GIVEN RECORDS:
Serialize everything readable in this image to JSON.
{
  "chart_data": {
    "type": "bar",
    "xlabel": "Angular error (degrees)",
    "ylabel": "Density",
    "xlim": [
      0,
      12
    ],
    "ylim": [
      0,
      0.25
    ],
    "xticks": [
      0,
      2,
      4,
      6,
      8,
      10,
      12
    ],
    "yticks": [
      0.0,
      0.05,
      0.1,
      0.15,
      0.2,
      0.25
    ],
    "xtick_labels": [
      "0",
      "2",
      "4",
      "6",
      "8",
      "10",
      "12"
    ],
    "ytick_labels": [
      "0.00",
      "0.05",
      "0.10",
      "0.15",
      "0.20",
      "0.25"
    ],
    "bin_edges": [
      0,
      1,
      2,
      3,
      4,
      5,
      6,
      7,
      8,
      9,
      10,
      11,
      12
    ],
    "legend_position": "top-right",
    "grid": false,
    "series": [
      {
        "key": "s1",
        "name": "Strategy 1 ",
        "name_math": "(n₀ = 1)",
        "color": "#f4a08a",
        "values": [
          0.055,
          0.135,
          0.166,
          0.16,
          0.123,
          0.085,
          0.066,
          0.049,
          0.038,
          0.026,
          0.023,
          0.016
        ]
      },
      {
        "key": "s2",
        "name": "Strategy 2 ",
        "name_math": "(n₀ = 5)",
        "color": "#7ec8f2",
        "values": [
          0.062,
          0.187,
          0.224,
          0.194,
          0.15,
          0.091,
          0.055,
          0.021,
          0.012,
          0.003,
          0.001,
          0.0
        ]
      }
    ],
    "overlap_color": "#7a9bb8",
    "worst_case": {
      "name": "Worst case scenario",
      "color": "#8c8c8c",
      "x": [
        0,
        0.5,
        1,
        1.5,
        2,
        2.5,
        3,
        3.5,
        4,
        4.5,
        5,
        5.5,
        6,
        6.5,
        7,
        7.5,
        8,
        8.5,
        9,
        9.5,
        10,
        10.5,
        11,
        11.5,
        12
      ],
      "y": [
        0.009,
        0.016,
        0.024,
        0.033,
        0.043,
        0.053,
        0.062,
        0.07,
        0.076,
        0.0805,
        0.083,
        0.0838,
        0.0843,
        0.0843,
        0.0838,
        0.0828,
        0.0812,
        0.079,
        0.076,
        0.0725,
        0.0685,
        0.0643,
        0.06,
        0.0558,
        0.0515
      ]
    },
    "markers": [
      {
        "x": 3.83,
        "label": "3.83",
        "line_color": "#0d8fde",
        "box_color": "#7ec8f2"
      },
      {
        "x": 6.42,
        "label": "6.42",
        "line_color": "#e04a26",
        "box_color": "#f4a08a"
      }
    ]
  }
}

STATED EXERCISE: Please set down each line of the records exactly as given.

WORKED SOLUTION:
Serialize everything readable in this image to JSON.
{
  "chart_data": {
    "type": "bar",
    "xlabel": "Angular error (degrees)",
    "ylabel": "Density",
    "xlim": [
      0,
      12
    ],
    "ylim": [
      0,
      0.25
    ],
    "xticks": [
      0,
      2,
      4,
      6,
      8,
      10,
      12
    ],
    "yticks": [
      0.0,
      0.05,
      0.1,
      0.15,
      0.2,
      0.25
    ],
    "xtick_labels": [
      "0",
      "2",
      "4",
      "6",
      "8",
      "10",
      "12"
    ],
    "ytick_labels": [
      "0.00",
      "0.05",
      "0.10",
      "0.15",
      "0.20",
      "0.25"
    ],
    "bin_edges": [
      0,
      1,
      2,
      3,
      4,
      5,
      6,
      7,
      8,
      9,
      10,
      11,
      12
    ],
    "legend_position": "top-right",
    "grid": false,
    "series": [
      {
        "key": "s1",
        "name": "Strategy 1 ",
        "name_math": "(n₀ = 1)",
        "color": "#f4a08a",
        "values": [
          0.055,
          0.135,
          0.166,
          0.16,
          0.123,
          0.085,
          0.066,
          0.049,
          0.038,
          0.026,
          0.023,
          0.016
        ]
      },
      {
        "key": "s2",
        "name": "Strategy 2 ",
        "name_math": "(n₀ = 5)",
        "color": "#7ec8f2",
        "values": [
          0.062,
          0.187,
          0.224,
          0.194,
          0.15,
          0.091,
          0.055,
          0.021,
          0.012,
          0.003,
          0.001,
          0.0
        ]
      }
    ],
    "overlap_color": "#7a9bb8",
    "worst_case": {
      "name": "Worst case scenario",
      "color": "#8c8c8c",
      "x": [
        0,
        0.5,
        1,
        1.5,
        2,
        2.5,
        3,
        3.5,
        4,
        4.5,
        5,
        5.5,
        6,
        6.5,
        7,
        7.5,
        8,
        8.5,
        9,
        9.5,
        10,
        10.5,
        11,
        11.5,
        12
      ],
      "y": [
        0.009,
        0.016,
        0.024,
        0.033,
        0.043,
        0.053,
        0.062,
        0.07,
        0.076,
        0.0805,
        0.083,
        0.0838,
        0.0843,
        0.0843,
        0.0838,
        0.0828,
        0.0812,
        0.079,
        0.076,
        0.0725,
        0.0685,
        0.0643,
        0.06,
        0.0558,
        0.0515
      ]
    },
    "markers": [
      {
        "x": 3.83,
        "label": "3.83",
        "line_color": "#0d8fde",
        "box_color": "#7ec8f2"
      },
      {
        "x": 6.42,
        "label": "6.42",
        "line_color": "#e04a26",
        "box_color": "#f4a08a"
      }
    ]
  }
}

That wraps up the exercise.